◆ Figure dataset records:
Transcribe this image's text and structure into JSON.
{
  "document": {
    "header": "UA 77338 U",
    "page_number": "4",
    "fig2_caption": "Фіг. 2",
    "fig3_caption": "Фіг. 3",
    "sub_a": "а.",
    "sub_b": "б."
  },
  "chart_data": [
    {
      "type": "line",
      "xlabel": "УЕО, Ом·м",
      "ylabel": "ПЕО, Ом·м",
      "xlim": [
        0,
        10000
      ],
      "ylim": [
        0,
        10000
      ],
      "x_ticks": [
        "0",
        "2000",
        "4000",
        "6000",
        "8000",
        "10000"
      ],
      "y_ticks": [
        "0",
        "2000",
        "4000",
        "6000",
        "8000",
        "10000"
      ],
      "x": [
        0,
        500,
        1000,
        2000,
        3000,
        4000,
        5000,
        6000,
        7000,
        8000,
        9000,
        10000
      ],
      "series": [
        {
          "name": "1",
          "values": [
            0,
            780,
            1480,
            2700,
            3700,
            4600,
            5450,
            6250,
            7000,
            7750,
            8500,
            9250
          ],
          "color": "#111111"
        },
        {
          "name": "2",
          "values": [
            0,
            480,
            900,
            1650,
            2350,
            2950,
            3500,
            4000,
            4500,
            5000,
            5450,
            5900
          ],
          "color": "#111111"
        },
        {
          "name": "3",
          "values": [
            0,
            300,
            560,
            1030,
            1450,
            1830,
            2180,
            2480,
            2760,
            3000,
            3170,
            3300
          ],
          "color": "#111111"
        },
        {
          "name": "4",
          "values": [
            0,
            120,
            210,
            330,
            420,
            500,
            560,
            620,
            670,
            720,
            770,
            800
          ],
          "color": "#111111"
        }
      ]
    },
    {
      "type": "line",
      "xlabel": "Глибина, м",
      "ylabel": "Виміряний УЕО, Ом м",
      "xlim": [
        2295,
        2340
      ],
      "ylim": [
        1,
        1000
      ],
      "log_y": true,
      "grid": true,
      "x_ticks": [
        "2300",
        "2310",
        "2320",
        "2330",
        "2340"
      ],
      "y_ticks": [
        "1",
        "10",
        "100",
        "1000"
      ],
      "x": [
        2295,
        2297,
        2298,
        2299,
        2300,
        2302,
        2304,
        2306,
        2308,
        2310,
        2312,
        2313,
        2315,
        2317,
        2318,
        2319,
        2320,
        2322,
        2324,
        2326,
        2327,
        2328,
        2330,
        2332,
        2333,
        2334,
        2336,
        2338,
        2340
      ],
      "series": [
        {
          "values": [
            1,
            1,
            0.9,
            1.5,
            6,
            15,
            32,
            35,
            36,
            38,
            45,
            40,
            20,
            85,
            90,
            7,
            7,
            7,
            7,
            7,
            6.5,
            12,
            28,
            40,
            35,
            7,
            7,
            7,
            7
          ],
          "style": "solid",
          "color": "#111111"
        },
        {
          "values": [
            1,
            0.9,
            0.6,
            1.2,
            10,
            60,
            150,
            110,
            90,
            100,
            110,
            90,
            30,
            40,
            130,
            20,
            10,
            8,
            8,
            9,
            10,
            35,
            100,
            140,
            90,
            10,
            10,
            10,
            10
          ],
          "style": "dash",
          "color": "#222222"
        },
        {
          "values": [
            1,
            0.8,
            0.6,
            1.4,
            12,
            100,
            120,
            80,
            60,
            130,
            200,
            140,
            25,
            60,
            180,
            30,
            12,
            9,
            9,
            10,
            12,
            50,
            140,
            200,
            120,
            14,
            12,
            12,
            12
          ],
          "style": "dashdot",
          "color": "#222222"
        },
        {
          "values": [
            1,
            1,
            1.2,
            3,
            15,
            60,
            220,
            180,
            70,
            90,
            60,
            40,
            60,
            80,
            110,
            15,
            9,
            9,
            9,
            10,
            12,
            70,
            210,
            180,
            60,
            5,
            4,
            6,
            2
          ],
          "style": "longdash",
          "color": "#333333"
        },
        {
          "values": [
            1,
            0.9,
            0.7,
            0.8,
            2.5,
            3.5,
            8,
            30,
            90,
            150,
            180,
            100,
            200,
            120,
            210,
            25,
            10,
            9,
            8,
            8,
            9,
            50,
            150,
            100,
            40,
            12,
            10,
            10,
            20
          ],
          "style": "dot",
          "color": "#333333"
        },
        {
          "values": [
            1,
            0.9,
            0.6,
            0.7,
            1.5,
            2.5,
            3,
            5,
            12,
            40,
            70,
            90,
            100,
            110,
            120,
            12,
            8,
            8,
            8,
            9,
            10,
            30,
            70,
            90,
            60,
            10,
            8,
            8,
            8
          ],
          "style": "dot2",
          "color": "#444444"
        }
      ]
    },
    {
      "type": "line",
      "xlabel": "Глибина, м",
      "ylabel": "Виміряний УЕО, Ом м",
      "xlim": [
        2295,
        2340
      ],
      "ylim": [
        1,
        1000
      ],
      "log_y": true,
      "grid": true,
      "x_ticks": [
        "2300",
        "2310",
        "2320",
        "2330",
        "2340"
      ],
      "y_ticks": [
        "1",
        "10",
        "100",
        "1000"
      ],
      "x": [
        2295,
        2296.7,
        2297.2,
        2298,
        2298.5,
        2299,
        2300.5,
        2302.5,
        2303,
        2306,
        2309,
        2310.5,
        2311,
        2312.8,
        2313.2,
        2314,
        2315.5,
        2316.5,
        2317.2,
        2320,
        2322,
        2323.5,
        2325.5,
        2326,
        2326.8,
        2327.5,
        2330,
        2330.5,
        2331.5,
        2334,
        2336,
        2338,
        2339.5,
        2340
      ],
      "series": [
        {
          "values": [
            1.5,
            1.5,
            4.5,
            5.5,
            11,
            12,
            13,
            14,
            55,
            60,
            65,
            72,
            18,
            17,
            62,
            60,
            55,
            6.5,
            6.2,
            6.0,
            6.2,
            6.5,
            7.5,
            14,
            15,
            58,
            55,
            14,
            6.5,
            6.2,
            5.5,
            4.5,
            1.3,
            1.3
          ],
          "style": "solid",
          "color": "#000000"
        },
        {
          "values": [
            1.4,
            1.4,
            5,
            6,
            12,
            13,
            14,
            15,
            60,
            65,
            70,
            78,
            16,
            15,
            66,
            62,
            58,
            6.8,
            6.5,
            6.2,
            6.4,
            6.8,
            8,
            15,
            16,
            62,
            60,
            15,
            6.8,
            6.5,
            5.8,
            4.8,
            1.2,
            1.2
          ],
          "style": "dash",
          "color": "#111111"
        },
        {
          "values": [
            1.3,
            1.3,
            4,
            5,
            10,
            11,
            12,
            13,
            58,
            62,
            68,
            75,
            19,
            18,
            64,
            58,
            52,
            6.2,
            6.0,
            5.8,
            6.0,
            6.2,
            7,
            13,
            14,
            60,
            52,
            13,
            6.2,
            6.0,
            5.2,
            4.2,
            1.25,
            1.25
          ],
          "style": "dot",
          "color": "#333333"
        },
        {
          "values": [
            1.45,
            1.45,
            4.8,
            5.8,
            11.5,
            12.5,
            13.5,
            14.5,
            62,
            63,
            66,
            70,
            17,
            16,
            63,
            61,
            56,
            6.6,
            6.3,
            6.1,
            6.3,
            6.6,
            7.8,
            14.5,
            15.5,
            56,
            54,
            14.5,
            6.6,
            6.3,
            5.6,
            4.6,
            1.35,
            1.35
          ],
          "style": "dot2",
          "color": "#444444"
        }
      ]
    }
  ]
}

◆ EXERCISE REQUIREMENTS:
Write out the entries above once more, without altering anything.

◆ OUTPUT BELOW:
Transcribe this image's text and structure into JSON.
{
  "document": {
    "header": "UA 77338 U",
    "page_number": "4",
    "fig2_caption": "Фіг. 2",
    "fig3_caption": "Фіг. 3",
    "sub_a": "а.",
    "sub_b": "б."
  },
  "chart_data": [
    {
      "type": "line",
      "xlabel": "УЕО, Ом·м",
      "ylabel": "ПЕО, Ом·м",
      "xlim": [
        0,
        10000
      ],
      "ylim": [
        0,
        10000
      ],
      "x_ticks": [
        "0",
        "2000",
        "4000",
        "6000",
        "8000",
        "10000"
      ],
      "y_ticks": [
        "0",
        "2000",
        "4000",
        "6000",
        "8000",
        "10000"
      ],
      "x": [
        0,
        500,
        1000,
        2000,
        3000,
        4000,
        5000,
        6000,
        7000,
        8000,
        9000,
        10000
      ],
      "series": [
        {
          "name": "1",
          "values": [
            0,
            780,
            1480,
            2700,
            3700,
            4600,
            5450,
            6250,
            7000,
            7750,
            8500,
            9250
          ],
          "color": "#111111"
        },
        {
          "name": "2",
          "values": [
            0,
            480,
            900,
            1650,
            2350,
            2950,
            3500,
            4000,
            4500,
            5000,
            5450,
            5900
          ],
          "color": "#111111"
        },
        {
          "name": "3",
          "values": [
            0,
            300,
            560,
            1030,
            1450,
            1830,
            2180,
            2480,
            2760,
            3000,
            3170,
            3300
          ],
          "color": "#111111"
        },
        {
          "name": "4",
          "values": [
            0,
            120,
            210,
            330,
            420,
            500,
            560,
            620,
            670,
            720,
            770,
            800
          ],
          "color": "#111111"
        }
      ]
    },
    {
      "type": "line",
      "xlabel": "Глибина, м",
      "ylabel": "Виміряний УЕО, Ом м",
      "xlim": [
        2295,
        2340
      ],
      "ylim": [
        1,
        1000
      ],
      "log_y": true,
      "grid": true,
      "x_ticks": [
        "2300",
        "2310",
        "2320",
        "2330",
        "2340"
      ],
      "y_ticks": [
        "1",
        "10",
        "100",
        "1000"
      ],
      "x": [
        2295,
        2297,
        2298,
        2299,
        2300,
        2302,
        2304,
        2306,
        2308,
        2310,
        2312,
        2313,
        2315,
        2317,
        2318,
        2319,
        2320,
        2322,
        2324,
        2326,
        2327,
        2328,
        2330,
        2332,
        2333,
        2334,
        2336,
        2338,
        2340
      ],
      "series": [
        {
          "values": [
            1,
            1,
            0.9,
            1.5,
            6,
            15,
            32,
            35,
            36,
            38,
            45,
            40,
            20,
            85,
            90,
            7,
            7,
            7,
            7,
            7,
            6.5,
            12,
            28,
            40,
            35,
            7,
            7,
            7,
            7
          ],
          "style": "solid",
          "color": "#111111"
        },
        {
          "values": [
            1,
            0.9,
            0.6,
            1.2,
            10,
            60,
            150,
            110,
            90,
            100,
            110,
            90,
            30,
            40,
            130,
            20,
            10,
            8,
            8,
            9,
            10,
            35,
            100,
            140,
            90,
            10,
            10,
            10,
            10
          ],
          "style": "dash",
          "color": "#222222"
        },
        {
          "values": [
            1,
            0.8,
            0.6,
            1.4,
            12,
            100,
            120,
            80,
            60,
            130,
            200,
            140,
            25,
            60,
            180,
            30,
            12,
            9,
            9,
            10,
            12,
            50,
            140,
            200,
            120,
            14,
            12,
            12,
            12
          ],
          "style": "dashdot",
          "color": "#222222"
        },
        {
          "values": [
            1,
            1,
            1.2,
            3,
            15,
            60,
            220,
            180,
            70,
            90,
            60,
            40,
            60,
            80,
            110,
            15,
            9,
            9,
            9,
            10,
            12,
            70,
            210,
            180,
            60,
            5,
            4,
            6,
            2
          ],
          "style": "longdash",
          "color": "#333333"
        },
        {
          "values": [
            1,
            0.9,
            0.7,
            0.8,
            2.5,
            3.5,
            8,
            30,
            90,
            150,
            180,
            100,
            200,
            120,
            210,
            25,
            10,
            9,
            8,
            8,
            9,
            50,
            150,
            100,
            40,
            12,
            10,
            10,
            20
          ],
          "style": "dot",
          "color": "#333333"
        },
        {
          "values": [
            1,
            0.9,
            0.6,
            0.7,
            1.5,
            2.5,
            3,
            5,
            12,
            40,
            70,
            90,
            100,
            110,
            120,
            12,
            8,
            8,
            8,
            9,
            10,
            30,
            70,
            90,
            60,
            10,
            8,
            8,
            8
          ],
          "style": "dot2",
          "color": "#444444"
        }
      ]
    },
    {
      "type": "line",
      "xlabel": "Глибина, м",
      "ylabel": "Виміряний УЕО, Ом м",
      "xlim": [
        2295,
        2340
      ],
      "ylim": [
        1,
        1000
      ],
      "log_y": true,
      "grid": true,
      "x_ticks": [
        "2300",
        "2310",
        "2320",
        "2330",
        "2340"
      ],
      "y_ticks": [
        "1",
        "10",
        "100",
        "1000"
      ],
      "x": [
        2295,
        2296.7,
        2297.2,
        2298,
        2298.5,
        2299,
        2300.5,
        2302.5,
        2303,
        2306,
        2309,
        2310.5,
        2311,
        2312.8,
        2313.2,
        2314,
        2315.5,
        2316.5,
        2317.2,
        2320,
        2322,
        2323.5,
        2325.5,
        2326,
        2326.8,
        2327.5,
        2330,
        2330.5,
        2331.5,
        2334,
        2336,
        2338,
        2339.5,
        2340
      ],
      "series": [
        {
          "values": [
            1.5,
            1.5,
            4.5,
            5.5,
            11,
            12,
            13,
            14,
            55,
            60,
            65,
            72,
            18,
            17,
            62,
            60,
            55,
            6.5,
            6.2,
            6.0,
            6.2,
            6.5,
            7.5,
            14,
            15,
            58,
            55,
            14,
            6.5,
            6.2,
            5.5,
            4.5,
            1.3,
            1.3
          ],
          "style": "solid",
          "color": "#000000"
        },
        {
          "values": [
            1.4,
            1.4,
            5,
            6,
            12,
            13,
            14,
            15,
            60,
            65,
            70,
            78,
            16,
            15,
            66,
            62,
            58,
            6.8,
            6.5,
            6.2,
            6.4,
            6.8,
            8,
            15,
            16,
            62,
            60,
            15,
            6.8,
            6.5,
            5.8,
            4.8,
            1.2,
            1.2
          ],
          "style": "dash",
          "color": "#111111"
        },
        {
          "values": [
            1.3,
            1.3,
            4,
            5,
            10,
            11,
            12,
            13,
            58,
            62,
            68,
            75,
            19,
            18,
            64,
            58,
            52,
            6.2,
            6.0,
            5.8,
            6.0,
            6.2,
            7,
            13,
            14,
            60,
            52,
            13,
            6.2,
            6.0,
            5.2,
            4.2,
            1.25,
            1.25
          ],
          "style": "dot",
          "color": "#333333"
        },
        {
          "values": [
            1.45,
            1.45,
            4.8,
            5.8,
            11.5,
            12.5,
            13.5,
            14.5,
            62,
            63,
            66,
            70,
            17,
            16,
            63,
            61,
            56,
            6.6,
            6.3,
            6.1,
            6.3,
            6.6,
            7.8,
            14.5,
            15.5,
            56,
            54,
            14.5,
            6.6,
            6.3,
            5.6,
            4.6,
            1.35,
            1.35
          ],
          "style": "dot2",
          "color": "#444444"
        }
      ]
    }
  ]
}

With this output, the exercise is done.